- Task to carry out -
Your task is to filter the data below down to the lines holding "actuellement".

[Dataset items]

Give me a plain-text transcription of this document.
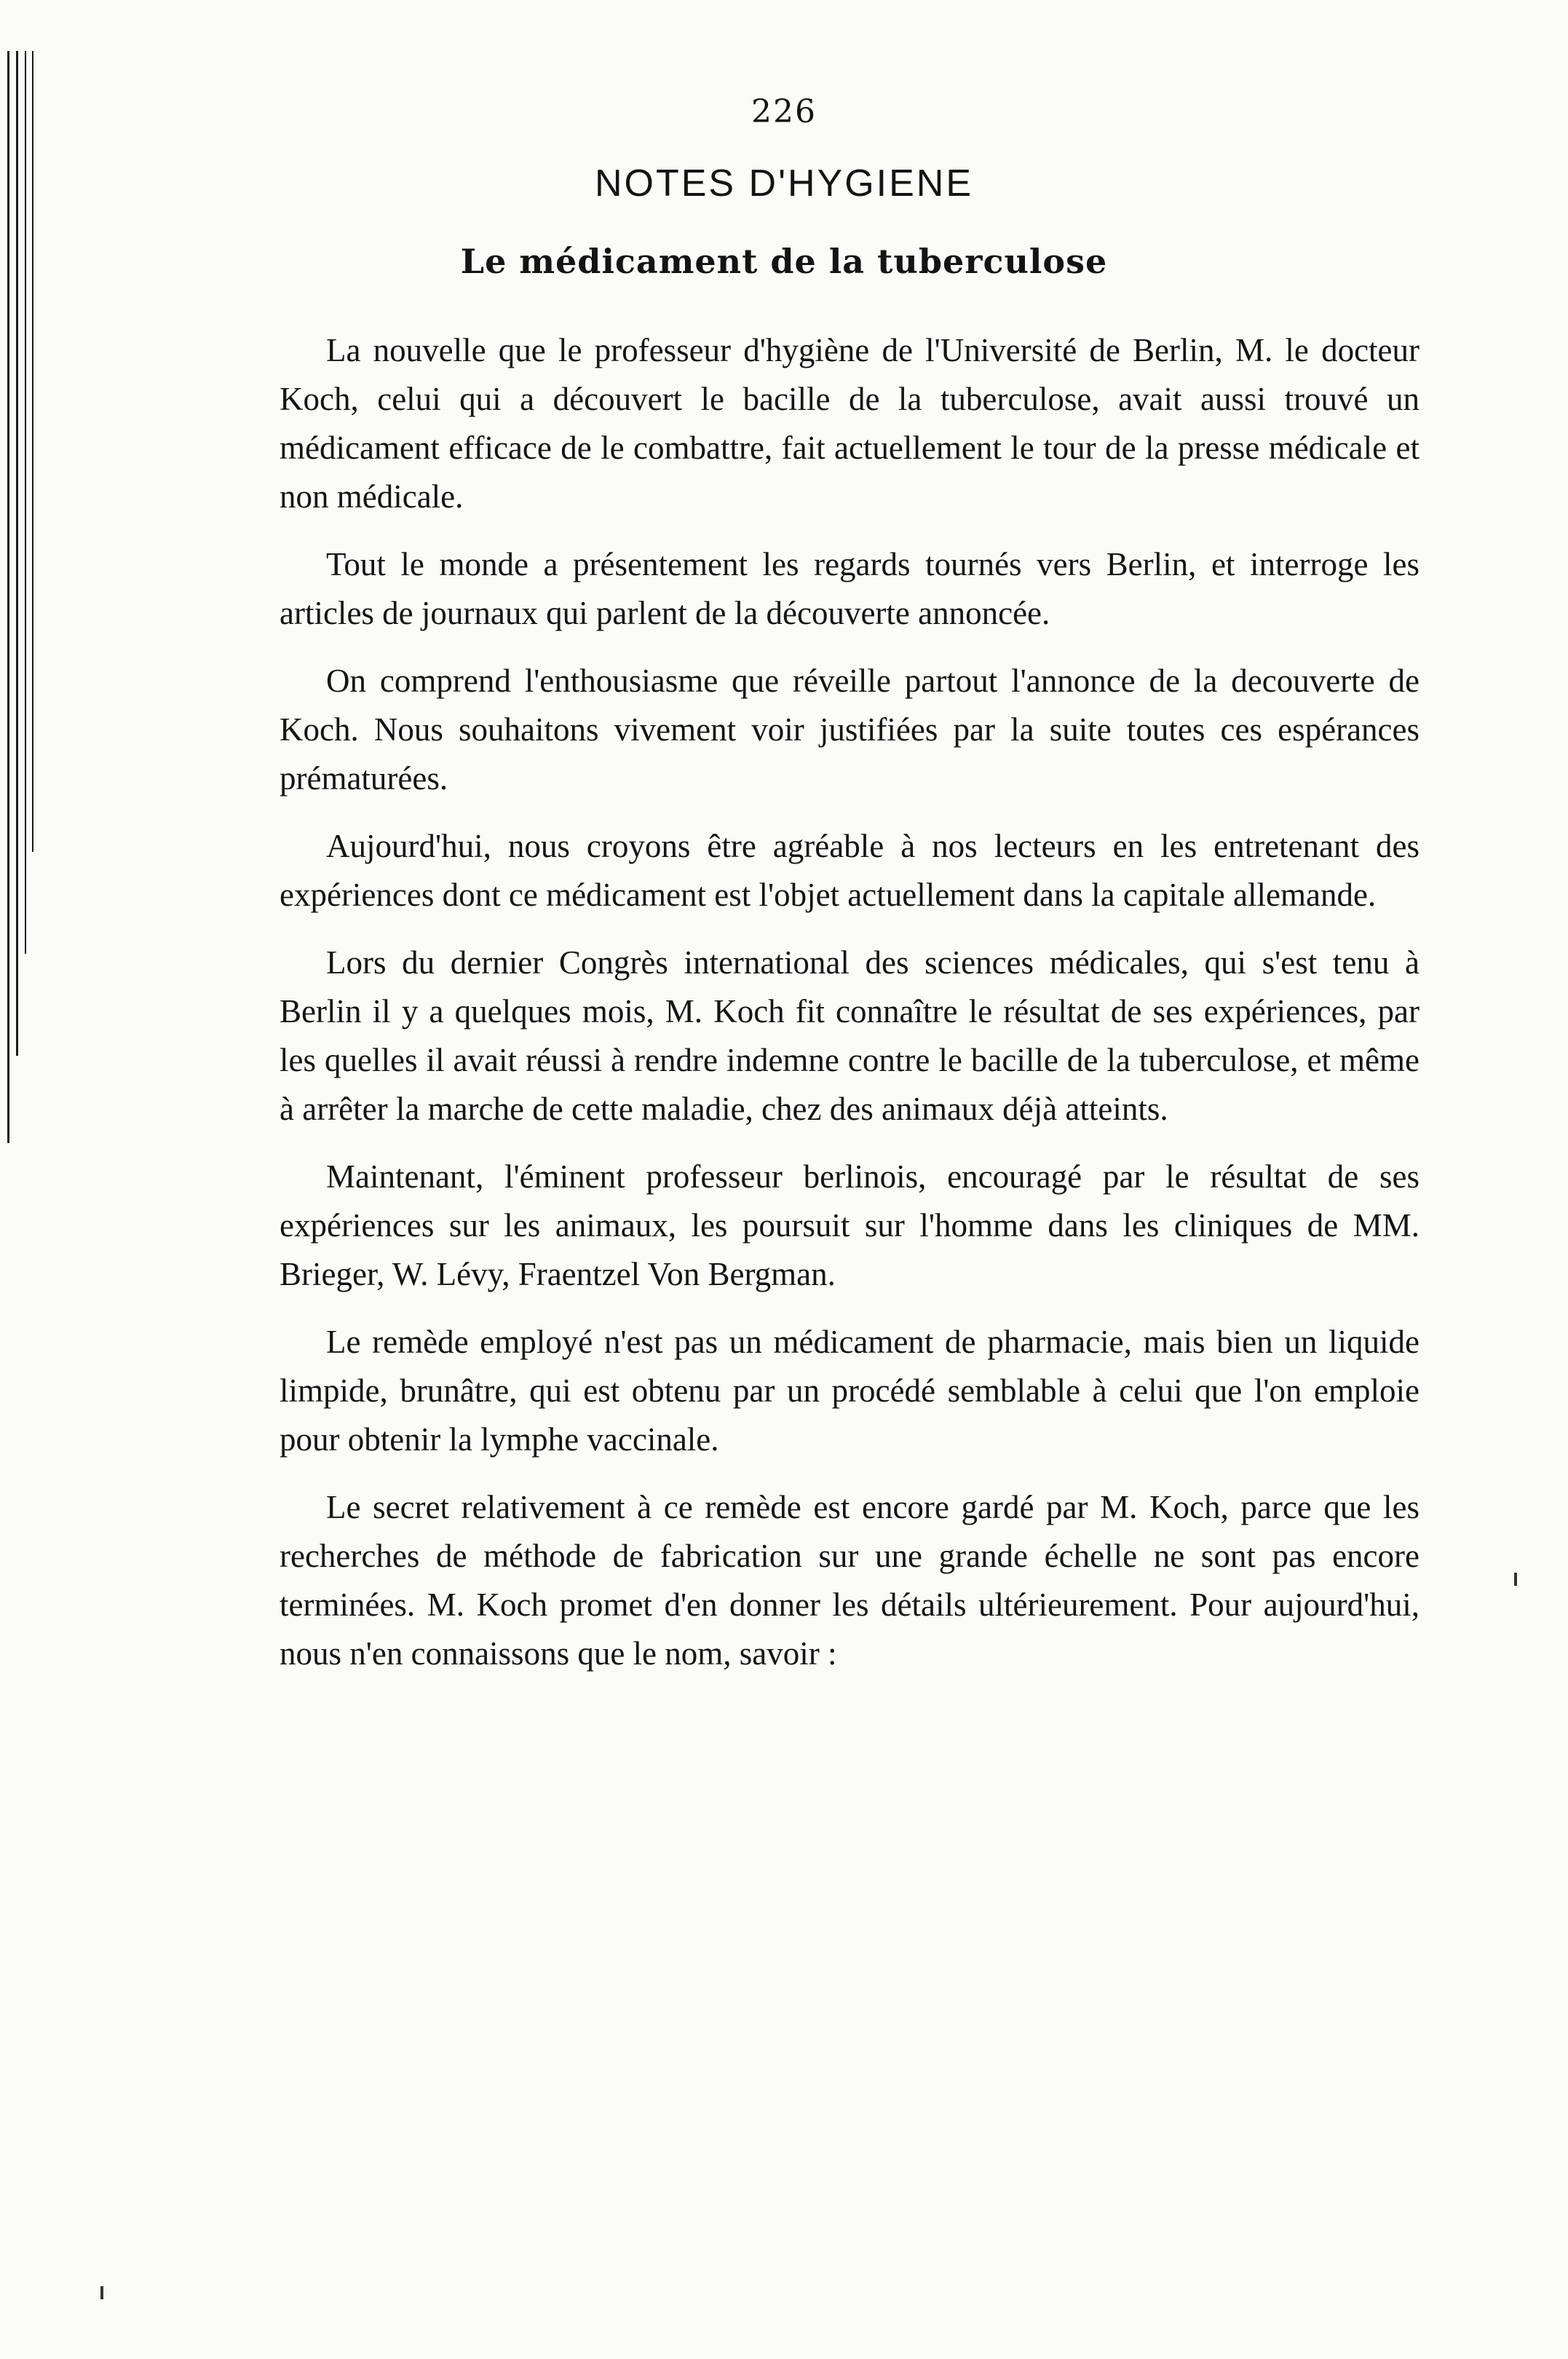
226
NOTES D'HYGIENE
Le médicament de la tuberculose

La nouvelle que le professeur d'hygiène de l'Université de Berlin, M. le docteur Koch, celui qui a découvert le bacille de la tuberculose, avait aussi trouvé un médicament efficace de le combattre, fait actuellement le tour de la presse médicale et non médicale.

Tout le monde a présentement les regards tournés vers Berlin, et interroge les articles de journaux qui parlent de la découverte annoncée.

On comprend l'enthousiasme que réveille partout l'annonce de la decouverte de Koch. Nous souhaitons vivement voir justifiées par la suite toutes ces espérances prématurées.

Aujourd'hui, nous croyons être agréable à nos lecteurs en les entretenant des expériences dont ce médicament est l'objet actuellement dans la capitale allemande.

Lors du dernier Congrès international des sciences médicales, qui s'est tenu à Berlin il y a quelques mois, M. Koch fit connaître le résultat de ses expériences, par les quelles il avait réussi à rendre indemne contre le bacille de la tuberculose, et même à arrêter la marche de cette maladie, chez des animaux déjà atteints.

Maintenant, l'éminent professeur berlinois, encouragé par le résultat de ses expériences sur les animaux, les poursuit sur l'homme dans les cliniques de MM. Brieger, W. Lévy, Fraentzel Von Bergman.

Le remède employé n'est pas un médicament de pharmacie, mais bien un liquide limpide, brunâtre, qui est obtenu par un procédé semblable à celui que l'on emploie pour obtenir la lymphe vaccinale.

Le secret relativement à ce remède est encore gardé par M. Koch, parce que les recherches de méthode de fabrication sur une grande échelle ne sont pas encore terminées. M. Koch promet d'en donner les détails ultérieurement. Pour aujourd'hui, nous n'en connaissons que le nom, savoir :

- Exercise output -
La nouvelle que le professeur d'hygiène de l'Université de Berlin, M. le docteur Koch, celui qui a découvert le bacille de la tuberculose, avait aussi trouvé un médicament efficace de le combattre, fait actuellement le tour de la presse médicale et non médicale.
Aujourd'hui, nous croyons être agréable à nos lecteurs en les entretenant des expériences dont ce médicament est l'objet actuellement dans la capitale allemande.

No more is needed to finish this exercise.